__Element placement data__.
--- START ---

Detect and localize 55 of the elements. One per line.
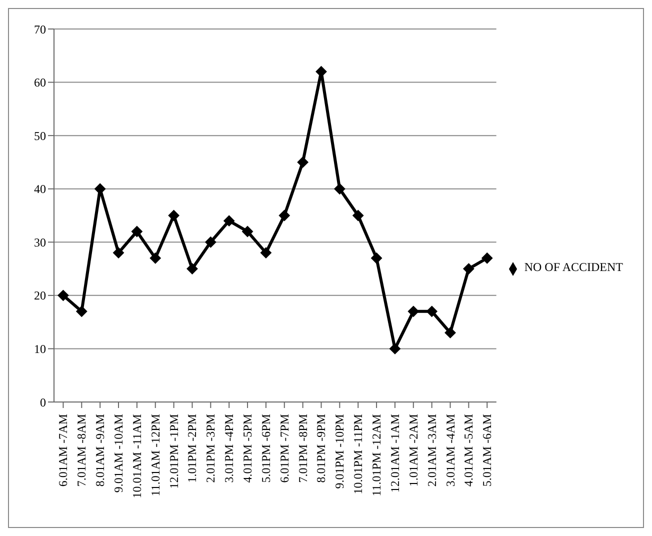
point	[113, 247, 124, 258]
x-tick-label: 8.01AM -9AM	[93, 414, 108, 487]
x-tick-label: 7.01AM -8AM	[74, 414, 89, 487]
point	[426, 306, 438, 317]
point	[131, 226, 142, 237]
point	[408, 306, 419, 317]
y-tick-label: 30	[34, 235, 46, 250]
point	[444, 327, 456, 338]
x-tick-label: 12.01AM -1AM	[388, 414, 402, 493]
x-tick-label: 9.01PM -10PM	[332, 414, 347, 489]
point	[168, 210, 180, 221]
x-tick-label: 11.01AM -12PM	[148, 414, 162, 496]
x-tick-label: 6.01PM -7PM	[277, 414, 292, 483]
point	[352, 210, 364, 221]
x-tick-label: 5.01AM -6AM	[480, 414, 494, 487]
x-tick-label: 5.01PM -6PM	[258, 414, 273, 483]
y-tick-label: 50	[34, 128, 46, 143]
y-tick-label: 20	[34, 288, 46, 303]
point	[150, 252, 161, 264]
point	[371, 252, 382, 264]
x-tick-label: 4.01PM -5PM	[240, 414, 255, 483]
x-tick-label: 10.01PM -11PM	[351, 414, 366, 494]
y-tick-label: 0	[40, 395, 46, 410]
x-tick-label: 6.01AM -7AM	[56, 414, 70, 487]
point	[260, 247, 272, 258]
x-tick-label: 3.01AM -4AM	[443, 414, 458, 487]
point	[242, 226, 254, 237]
point	[463, 263, 474, 274]
x-tick-label: 7.01PM -8PM	[296, 414, 310, 483]
x-tick-label: 11.01PM -12AM	[370, 414, 384, 496]
point	[278, 210, 290, 221]
point	[389, 343, 400, 354]
point	[224, 215, 235, 226]
y-tick-label: 40	[34, 182, 46, 196]
x-tick-label: 1.01PM -2PM	[185, 414, 200, 483]
x-tick-label: 10.01AM -11AM	[130, 414, 144, 498]
point	[334, 183, 346, 194]
point	[205, 236, 216, 248]
point	[76, 306, 88, 317]
y-tick-label: 60	[34, 76, 46, 90]
point	[297, 156, 308, 168]
x-tick-label: 2.01AM -3AM	[424, 414, 439, 487]
point	[482, 252, 493, 264]
x-tick-label: 3.01PM -4PM	[222, 414, 236, 483]
point	[58, 290, 69, 301]
x-tick-label: 8.01PM -9PM	[314, 414, 328, 483]
x-tick-label: 12.01PM -1PM	[166, 414, 181, 489]
x-tick-label: 1.01AM -2AM	[406, 414, 420, 487]
x-tick-label: 2.01PM -3PM	[204, 414, 218, 483]
y-tick-label: 10	[34, 342, 46, 356]
legend-label: NO OF ACCIDENT	[524, 260, 623, 274]
x-tick-label: 4.01AM -5AM	[462, 414, 476, 487]
y-tick-label: 70	[34, 22, 46, 36]
x-tick-label: 9.01AM -10AM	[112, 414, 126, 493]
point	[186, 263, 198, 274]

--- END ---

__What is asked__. Copy out every line of the records with "x-tick-label" swapped for "x-axis-label" everywhere it appears, and change nothing else. Don't include the pictures.

__Completed task__.
Detect and localize 55 of the elements. One per line.
point	[113, 247, 124, 258]
x-axis-label: 8.01AM -9AM	[93, 414, 108, 487]
x-axis-label: 7.01AM -8AM	[74, 414, 89, 487]
point	[426, 306, 438, 317]
point	[131, 226, 142, 237]
point	[408, 306, 419, 317]
y-tick-label: 30	[34, 235, 46, 250]
point	[444, 327, 456, 338]
x-axis-label: 12.01AM -1AM	[388, 414, 402, 493]
x-axis-label: 9.01PM -10PM	[332, 414, 347, 489]
point	[168, 210, 180, 221]
x-axis-label: 11.01AM -12PM	[148, 414, 162, 496]
x-axis-label: 6.01PM -7PM	[277, 414, 292, 483]
point	[352, 210, 364, 221]
x-axis-label: 5.01AM -6AM	[480, 414, 494, 487]
x-axis-label: 5.01PM -6PM	[258, 414, 273, 483]
y-tick-label: 50	[34, 128, 46, 143]
y-tick-label: 20	[34, 288, 46, 303]
point	[150, 252, 161, 264]
point	[371, 252, 382, 264]
x-axis-label: 4.01PM -5PM	[240, 414, 255, 483]
x-axis-label: 10.01PM -11PM	[351, 414, 366, 494]
y-tick-label: 0	[40, 395, 46, 410]
x-axis-label: 6.01AM -7AM	[56, 414, 70, 487]
point	[260, 247, 272, 258]
x-axis-label: 3.01AM -4AM	[443, 414, 458, 487]
point	[242, 226, 254, 237]
point	[463, 263, 474, 274]
x-axis-label: 7.01PM -8PM	[296, 414, 310, 483]
x-axis-label: 11.01PM -12AM	[370, 414, 384, 496]
point	[278, 210, 290, 221]
point	[389, 343, 400, 354]
point	[224, 215, 235, 226]
y-tick-label: 40	[34, 182, 46, 196]
x-axis-label: 1.01PM -2PM	[185, 414, 200, 483]
x-axis-label: 10.01AM -11AM	[130, 414, 144, 498]
point	[334, 183, 346, 194]
point	[205, 236, 216, 248]
point	[76, 306, 88, 317]
y-tick-label: 60	[34, 76, 46, 90]
point	[297, 156, 308, 168]
x-axis-label: 2.01AM -3AM	[424, 414, 439, 487]
point	[482, 252, 493, 264]
x-axis-label: 3.01PM -4PM	[222, 414, 236, 483]
point	[58, 290, 69, 301]
x-axis-label: 8.01PM -9PM	[314, 414, 328, 483]
x-axis-label: 12.01PM -1PM	[166, 414, 181, 489]
x-axis-label: 1.01AM -2AM	[406, 414, 420, 487]
x-axis-label: 2.01PM -3PM	[204, 414, 218, 483]
y-tick-label: 10	[34, 342, 46, 356]
legend-label: NO OF ACCIDENT	[524, 260, 623, 274]
x-axis-label: 4.01AM -5AM	[462, 414, 476, 487]
y-tick-label: 70	[34, 22, 46, 36]
x-axis-label: 9.01AM -10AM	[112, 414, 126, 493]
point	[186, 263, 198, 274]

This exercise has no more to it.